┏━━

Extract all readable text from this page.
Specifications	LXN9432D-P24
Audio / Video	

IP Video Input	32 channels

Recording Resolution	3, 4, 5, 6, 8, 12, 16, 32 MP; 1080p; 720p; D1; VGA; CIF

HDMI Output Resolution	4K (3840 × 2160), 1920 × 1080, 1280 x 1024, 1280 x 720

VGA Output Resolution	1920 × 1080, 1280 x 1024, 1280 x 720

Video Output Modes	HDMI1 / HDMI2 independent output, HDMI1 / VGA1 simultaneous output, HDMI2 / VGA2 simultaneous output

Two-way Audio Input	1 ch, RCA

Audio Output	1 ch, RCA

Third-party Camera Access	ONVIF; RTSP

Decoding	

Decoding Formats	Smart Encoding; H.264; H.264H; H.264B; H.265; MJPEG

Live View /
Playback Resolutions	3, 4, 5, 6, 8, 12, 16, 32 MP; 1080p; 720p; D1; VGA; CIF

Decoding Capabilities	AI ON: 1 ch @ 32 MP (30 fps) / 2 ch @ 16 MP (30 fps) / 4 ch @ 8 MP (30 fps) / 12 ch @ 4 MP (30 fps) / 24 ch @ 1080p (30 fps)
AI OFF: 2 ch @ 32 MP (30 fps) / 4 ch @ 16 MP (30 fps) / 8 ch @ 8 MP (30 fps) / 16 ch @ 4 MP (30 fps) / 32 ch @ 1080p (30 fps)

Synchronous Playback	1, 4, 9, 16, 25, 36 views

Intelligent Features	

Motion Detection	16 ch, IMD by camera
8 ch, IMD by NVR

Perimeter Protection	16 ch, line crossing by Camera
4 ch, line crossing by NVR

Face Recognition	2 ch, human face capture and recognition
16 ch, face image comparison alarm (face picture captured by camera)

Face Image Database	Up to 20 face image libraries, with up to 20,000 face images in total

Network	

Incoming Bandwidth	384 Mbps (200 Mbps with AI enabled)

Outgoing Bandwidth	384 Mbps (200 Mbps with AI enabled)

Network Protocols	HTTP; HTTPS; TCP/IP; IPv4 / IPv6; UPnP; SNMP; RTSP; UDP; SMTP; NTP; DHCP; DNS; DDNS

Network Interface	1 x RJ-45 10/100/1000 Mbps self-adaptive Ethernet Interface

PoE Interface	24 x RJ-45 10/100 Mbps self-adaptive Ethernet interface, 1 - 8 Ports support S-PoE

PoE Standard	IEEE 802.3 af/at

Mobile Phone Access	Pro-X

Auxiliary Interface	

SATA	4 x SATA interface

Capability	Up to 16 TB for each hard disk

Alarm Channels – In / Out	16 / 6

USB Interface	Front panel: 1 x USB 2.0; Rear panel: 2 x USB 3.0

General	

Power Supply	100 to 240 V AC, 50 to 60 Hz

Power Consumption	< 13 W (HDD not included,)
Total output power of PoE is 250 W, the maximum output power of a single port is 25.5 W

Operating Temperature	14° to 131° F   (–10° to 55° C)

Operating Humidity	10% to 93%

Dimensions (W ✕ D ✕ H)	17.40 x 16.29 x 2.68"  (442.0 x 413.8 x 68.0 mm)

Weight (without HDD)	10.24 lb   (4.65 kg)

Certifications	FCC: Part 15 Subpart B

┗━━

> _STATED TASK_
Scan the lines for the string "Mbps". Pick out every line that has it.

> _REPLY_
Incoming Bandwidth	384 Mbps (200 Mbps with AI enabled)
Outgoing Bandwidth	384 Mbps (200 Mbps with AI enabled)
Network Interface	1 x RJ-45 10/100/1000 Mbps self-adaptive Ethernet Interface
PoE Interface	24 x RJ-45 10/100 Mbps self-adaptive Ethernet interface, 1 - 8 Ports support S-PoE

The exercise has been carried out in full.